> **REQUIREMENTS**: Output each entry that follows exactly. Images stay out.

[begin DATASET EXCERPTS]

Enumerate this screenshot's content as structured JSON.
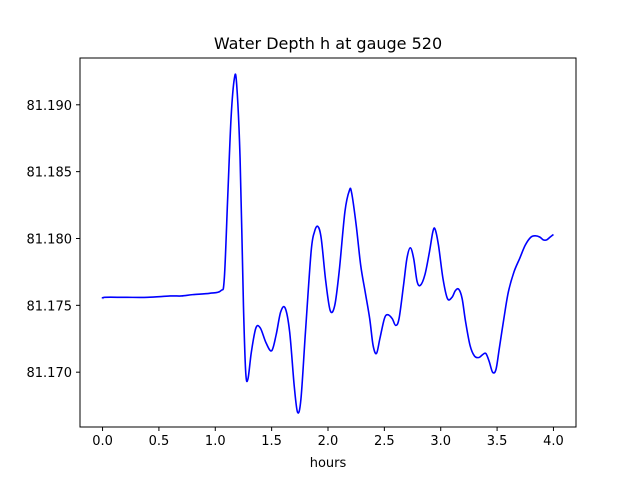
{
  "chart_data": {
    "type": "line",
    "title": "Water Depth h at gauge 520",
    "xlabel": "hours",
    "ylabel": "",
    "xlim": [
      -0.2,
      4.2
    ],
    "ylim": [
      81.1659,
      81.1935
    ],
    "x_ticks": [
      0.0,
      0.5,
      1.0,
      1.5,
      2.0,
      2.5,
      3.0,
      3.5,
      4.0
    ],
    "x_tick_labels": [
      "0.0",
      "0.5",
      "1.0",
      "1.5",
      "2.0",
      "2.5",
      "3.0",
      "3.5",
      "4.0"
    ],
    "y_ticks": [
      81.17,
      81.175,
      81.18,
      81.185,
      81.19
    ],
    "y_tick_labels": [
      "81.170",
      "81.175",
      "81.180",
      "81.185",
      "81.190"
    ],
    "grid": false,
    "legend": "none",
    "series": [
      {
        "color": "#0000ff",
        "points": [
          [
            0.0,
            81.1755
          ],
          [
            0.02,
            81.1756
          ],
          [
            0.2,
            81.1756
          ],
          [
            0.4,
            81.1756
          ],
          [
            0.6,
            81.1757
          ],
          [
            0.7,
            81.1757
          ],
          [
            0.8,
            81.1758
          ],
          [
            0.95,
            81.1759
          ],
          [
            1.05,
            81.1761
          ],
          [
            1.08,
            81.177
          ],
          [
            1.11,
            81.183
          ],
          [
            1.14,
            81.189
          ],
          [
            1.17,
            81.192
          ],
          [
            1.19,
            81.1915
          ],
          [
            1.22,
            81.186
          ],
          [
            1.25,
            81.175
          ],
          [
            1.27,
            81.17
          ],
          [
            1.29,
            81.1695
          ],
          [
            1.32,
            81.1715
          ],
          [
            1.36,
            81.1733
          ],
          [
            1.4,
            81.1733
          ],
          [
            1.45,
            81.1722
          ],
          [
            1.5,
            81.1716
          ],
          [
            1.54,
            81.1728
          ],
          [
            1.58,
            81.1745
          ],
          [
            1.62,
            81.1748
          ],
          [
            1.66,
            81.173
          ],
          [
            1.7,
            81.169
          ],
          [
            1.73,
            81.167
          ],
          [
            1.76,
            81.168
          ],
          [
            1.8,
            81.173
          ],
          [
            1.85,
            81.179
          ],
          [
            1.88,
            81.1805
          ],
          [
            1.91,
            81.1809
          ],
          [
            1.94,
            81.18
          ],
          [
            1.98,
            81.1768
          ],
          [
            2.02,
            81.1746
          ],
          [
            2.06,
            81.175
          ],
          [
            2.1,
            81.1776
          ],
          [
            2.15,
            81.182
          ],
          [
            2.19,
            81.1836
          ],
          [
            2.21,
            81.1834
          ],
          [
            2.25,
            81.181
          ],
          [
            2.29,
            81.178
          ],
          [
            2.33,
            81.176
          ],
          [
            2.37,
            81.174
          ],
          [
            2.4,
            81.172
          ],
          [
            2.43,
            81.1714
          ],
          [
            2.46,
            81.1725
          ],
          [
            2.5,
            81.174
          ],
          [
            2.53,
            81.1743
          ],
          [
            2.57,
            81.174
          ],
          [
            2.6,
            81.1735
          ],
          [
            2.63,
            81.174
          ],
          [
            2.67,
            81.1765
          ],
          [
            2.7,
            81.1785
          ],
          [
            2.73,
            81.1793
          ],
          [
            2.76,
            81.1785
          ],
          [
            2.79,
            81.1768
          ],
          [
            2.82,
            81.1765
          ],
          [
            2.86,
            81.1773
          ],
          [
            2.9,
            81.179
          ],
          [
            2.93,
            81.1805
          ],
          [
            2.95,
            81.1807
          ],
          [
            2.98,
            81.1795
          ],
          [
            3.02,
            81.177
          ],
          [
            3.06,
            81.1755
          ],
          [
            3.1,
            81.1756
          ],
          [
            3.13,
            81.1761
          ],
          [
            3.16,
            81.1762
          ],
          [
            3.19,
            81.1755
          ],
          [
            3.22,
            81.1738
          ],
          [
            3.26,
            81.172
          ],
          [
            3.3,
            81.1712
          ],
          [
            3.34,
            81.1711
          ],
          [
            3.37,
            81.1713
          ],
          [
            3.4,
            81.1714
          ],
          [
            3.43,
            81.1708
          ],
          [
            3.46,
            81.17
          ],
          [
            3.49,
            81.1702
          ],
          [
            3.52,
            81.1718
          ],
          [
            3.56,
            81.174
          ],
          [
            3.6,
            81.176
          ],
          [
            3.65,
            81.1775
          ],
          [
            3.7,
            81.1785
          ],
          [
            3.75,
            81.1795
          ],
          [
            3.8,
            81.1801
          ],
          [
            3.84,
            81.1802
          ],
          [
            3.88,
            81.1801
          ],
          [
            3.91,
            81.1799
          ],
          [
            3.94,
            81.1799
          ],
          [
            3.97,
            81.1801
          ],
          [
            4.0,
            81.1803
          ]
        ]
      }
    ]
  }
}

[end DATASET EXCERPTS]

> **SOLVED EXERCISE**:
Enumerate this screenshot's content as structured JSON.
{
  "chart_data": {
    "type": "line",
    "title": "Water Depth h at gauge 520",
    "xlabel": "hours",
    "ylabel": "",
    "xlim": [
      -0.2,
      4.2
    ],
    "ylim": [
      81.1659,
      81.1935
    ],
    "x_ticks": [
      0.0,
      0.5,
      1.0,
      1.5,
      2.0,
      2.5,
      3.0,
      3.5,
      4.0
    ],
    "x_tick_labels": [
      "0.0",
      "0.5",
      "1.0",
      "1.5",
      "2.0",
      "2.5",
      "3.0",
      "3.5",
      "4.0"
    ],
    "y_ticks": [
      81.17,
      81.175,
      81.18,
      81.185,
      81.19
    ],
    "y_tick_labels": [
      "81.170",
      "81.175",
      "81.180",
      "81.185",
      "81.190"
    ],
    "grid": false,
    "legend": "none",
    "series": [
      {
        "color": "#0000ff",
        "points": [
          [
            0.0,
            81.1755
          ],
          [
            0.02,
            81.1756
          ],
          [
            0.2,
            81.1756
          ],
          [
            0.4,
            81.1756
          ],
          [
            0.6,
            81.1757
          ],
          [
            0.7,
            81.1757
          ],
          [
            0.8,
            81.1758
          ],
          [
            0.95,
            81.1759
          ],
          [
            1.05,
            81.1761
          ],
          [
            1.08,
            81.177
          ],
          [
            1.11,
            81.183
          ],
          [
            1.14,
            81.189
          ],
          [
            1.17,
            81.192
          ],
          [
            1.19,
            81.1915
          ],
          [
            1.22,
            81.186
          ],
          [
            1.25,
            81.175
          ],
          [
            1.27,
            81.17
          ],
          [
            1.29,
            81.1695
          ],
          [
            1.32,
            81.1715
          ],
          [
            1.36,
            81.1733
          ],
          [
            1.4,
            81.1733
          ],
          [
            1.45,
            81.1722
          ],
          [
            1.5,
            81.1716
          ],
          [
            1.54,
            81.1728
          ],
          [
            1.58,
            81.1745
          ],
          [
            1.62,
            81.1748
          ],
          [
            1.66,
            81.173
          ],
          [
            1.7,
            81.169
          ],
          [
            1.73,
            81.167
          ],
          [
            1.76,
            81.168
          ],
          [
            1.8,
            81.173
          ],
          [
            1.85,
            81.179
          ],
          [
            1.88,
            81.1805
          ],
          [
            1.91,
            81.1809
          ],
          [
            1.94,
            81.18
          ],
          [
            1.98,
            81.1768
          ],
          [
            2.02,
            81.1746
          ],
          [
            2.06,
            81.175
          ],
          [
            2.1,
            81.1776
          ],
          [
            2.15,
            81.182
          ],
          [
            2.19,
            81.1836
          ],
          [
            2.21,
            81.1834
          ],
          [
            2.25,
            81.181
          ],
          [
            2.29,
            81.178
          ],
          [
            2.33,
            81.176
          ],
          [
            2.37,
            81.174
          ],
          [
            2.4,
            81.172
          ],
          [
            2.43,
            81.1714
          ],
          [
            2.46,
            81.1725
          ],
          [
            2.5,
            81.174
          ],
          [
            2.53,
            81.1743
          ],
          [
            2.57,
            81.174
          ],
          [
            2.6,
            81.1735
          ],
          [
            2.63,
            81.174
          ],
          [
            2.67,
            81.1765
          ],
          [
            2.7,
            81.1785
          ],
          [
            2.73,
            81.1793
          ],
          [
            2.76,
            81.1785
          ],
          [
            2.79,
            81.1768
          ],
          [
            2.82,
            81.1765
          ],
          [
            2.86,
            81.1773
          ],
          [
            2.9,
            81.179
          ],
          [
            2.93,
            81.1805
          ],
          [
            2.95,
            81.1807
          ],
          [
            2.98,
            81.1795
          ],
          [
            3.02,
            81.177
          ],
          [
            3.06,
            81.1755
          ],
          [
            3.1,
            81.1756
          ],
          [
            3.13,
            81.1761
          ],
          [
            3.16,
            81.1762
          ],
          [
            3.19,
            81.1755
          ],
          [
            3.22,
            81.1738
          ],
          [
            3.26,
            81.172
          ],
          [
            3.3,
            81.1712
          ],
          [
            3.34,
            81.1711
          ],
          [
            3.37,
            81.1713
          ],
          [
            3.4,
            81.1714
          ],
          [
            3.43,
            81.1708
          ],
          [
            3.46,
            81.17
          ],
          [
            3.49,
            81.1702
          ],
          [
            3.52,
            81.1718
          ],
          [
            3.56,
            81.174
          ],
          [
            3.6,
            81.176
          ],
          [
            3.65,
            81.1775
          ],
          [
            3.7,
            81.1785
          ],
          [
            3.75,
            81.1795
          ],
          [
            3.8,
            81.1801
          ],
          [
            3.84,
            81.1802
          ],
          [
            3.88,
            81.1801
          ],
          [
            3.91,
            81.1799
          ],
          [
            3.94,
            81.1799
          ],
          [
            3.97,
            81.1801
          ],
          [
            4.0,
            81.1803
          ]
        ]
      }
    ]
  }
}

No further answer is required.